__PROBLEM DESCRIPTION__. State how many lines in the listing below include the word "dung", and add nothing besides the number.
━━━━━━━━━━━━━━━━
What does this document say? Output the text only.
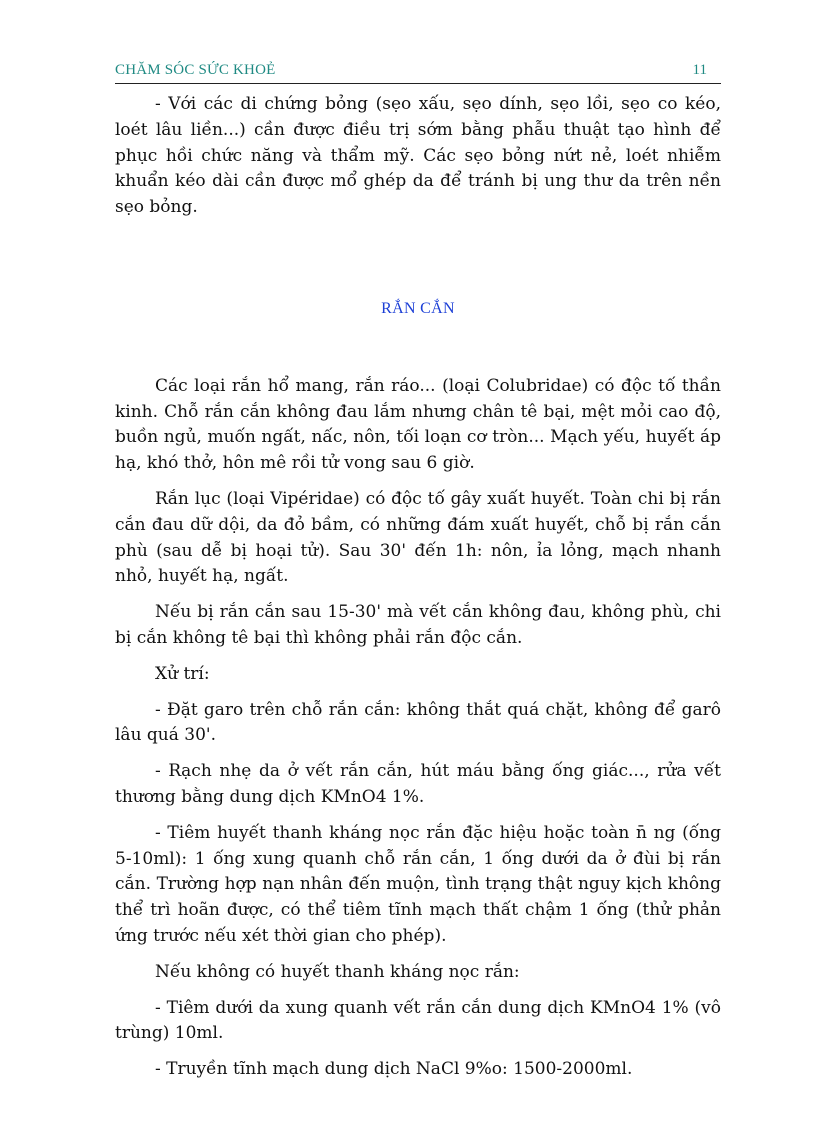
CHĂM SÓC SỨC KHOẺ	11

- Với các di chứng bỏng (sẹo xấu, sẹo dính, sẹo lồi, sẹo co kéo, loét lâu liền...) cần được điều trị sớm bằng phẫu thuật tạo hình để phục hồi chức năng và thẩm mỹ. Các sẹo bỏng nứt nẻ, loét nhiễm khuẩn kéo dài cần được mổ ghép da để tránh bị ung thư da trên nền sẹo bỏng.

RẮN CẮN

Các loại rắn hổ mang, rắn ráo... (loại Colubridae) có độc tố thần kinh. Chỗ rắn cắn không đau lắm nhưng chân tê bại, mệt mỏi cao độ, buồn ngủ, muốn ngất, nấc, nôn, tối loạn cơ tròn... Mạch yếu, huyết áp hạ, khó thở, hôn mê rồi tử vong sau 6 giờ.

Rắn lục (loại Vipéridae) có độc tố gây xuất huyết. Toàn chi bị rắn cắn đau dữ dội, da đỏ bầm, có những đám xuất huyết, chỗ bị rắn cắn phù (sau dễ bị hoại tử). Sau 30' đến 1h: nôn, ỉa lỏng, mạch nhanh nhỏ, huyết hạ, ngất.

Nếu bị rắn cắn sau 15-30' mà vết cắn không đau, không phù, chi bị cắn không tê bại thì không phải rắn độc cắn.

Xử trí:

- Đặt garo trên chỗ rắn cắn: không thắt quá chặt, không để garô lâu quá 30'.

- Rạch nhẹ da ở vết rắn cắn, hút máu bằng ống giác..., rửa vết thương bằng dung dịch KMnO4 1%.

- Tiêm huyết thanh kháng nọc rắn đặc hiệu hoặc toàn n̄ ng (ống 5-10ml): 1 ống xung quanh chỗ rắn cắn, 1 ống dưới da ở đùi bị rắn cắn. Trường hợp nạn nhân đến muộn, tình trạng thật nguy kịch không thể trì hoãn được, có thể tiêm tĩnh mạch thất chậm 1 ống (thử phản ứng trước nếu xét thời gian cho phép).

Nếu không có huyết thanh kháng nọc rắn:

- Tiêm dưới da xung quanh vết rắn cắn dung dịch KMnO4 1% (vô trùng) 10ml.

- Truyền tĩnh mạch dung dịch NaCl 9%o: 1500-2000ml.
━━━━━━━━━━━━━━━━
__RESULT FOR THIS EXERCISE__. 3